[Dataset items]
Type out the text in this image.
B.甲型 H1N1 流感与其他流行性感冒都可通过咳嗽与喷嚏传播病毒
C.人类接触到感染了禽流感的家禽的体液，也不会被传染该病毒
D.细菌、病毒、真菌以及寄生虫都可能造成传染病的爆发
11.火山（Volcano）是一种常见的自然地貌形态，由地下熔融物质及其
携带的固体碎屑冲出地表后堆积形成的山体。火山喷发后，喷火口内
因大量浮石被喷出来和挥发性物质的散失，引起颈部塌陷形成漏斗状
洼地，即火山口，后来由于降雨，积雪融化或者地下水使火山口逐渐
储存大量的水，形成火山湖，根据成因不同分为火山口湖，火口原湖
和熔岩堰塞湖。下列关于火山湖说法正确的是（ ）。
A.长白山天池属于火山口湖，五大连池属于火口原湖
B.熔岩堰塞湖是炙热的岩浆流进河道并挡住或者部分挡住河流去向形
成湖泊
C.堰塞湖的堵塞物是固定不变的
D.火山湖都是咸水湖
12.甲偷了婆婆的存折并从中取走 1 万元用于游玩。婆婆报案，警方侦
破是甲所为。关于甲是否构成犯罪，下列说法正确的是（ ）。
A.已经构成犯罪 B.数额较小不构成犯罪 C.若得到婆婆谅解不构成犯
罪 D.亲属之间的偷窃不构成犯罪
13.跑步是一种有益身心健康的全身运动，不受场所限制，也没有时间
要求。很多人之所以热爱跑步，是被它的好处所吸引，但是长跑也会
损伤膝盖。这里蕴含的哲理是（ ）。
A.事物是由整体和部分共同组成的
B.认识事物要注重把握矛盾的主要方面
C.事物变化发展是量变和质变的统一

==

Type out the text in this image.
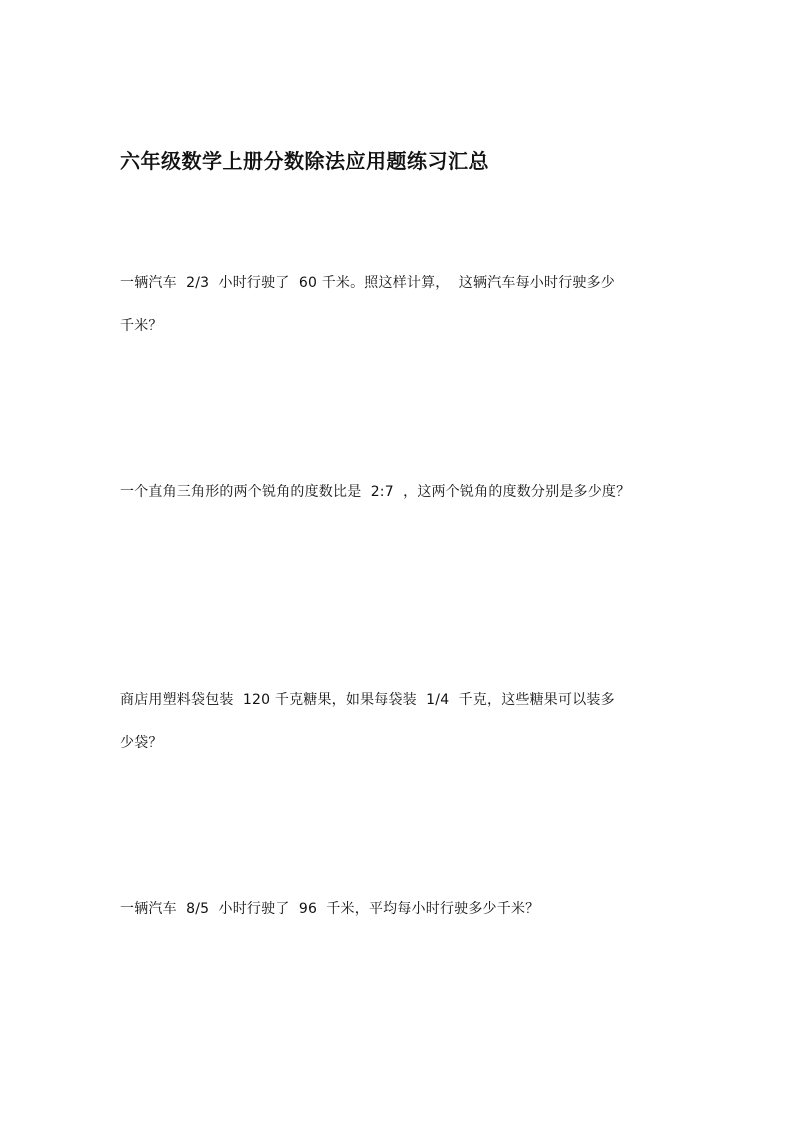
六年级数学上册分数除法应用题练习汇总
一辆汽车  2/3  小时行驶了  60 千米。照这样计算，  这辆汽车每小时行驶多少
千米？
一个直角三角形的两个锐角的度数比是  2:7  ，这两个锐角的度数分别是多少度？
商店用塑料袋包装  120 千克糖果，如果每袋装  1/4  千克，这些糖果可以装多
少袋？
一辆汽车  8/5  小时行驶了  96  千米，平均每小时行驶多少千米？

Work to complete:
Count how many lines of the data include the word "小时行驶了". Your reply should be that number alone.

Correct output:
2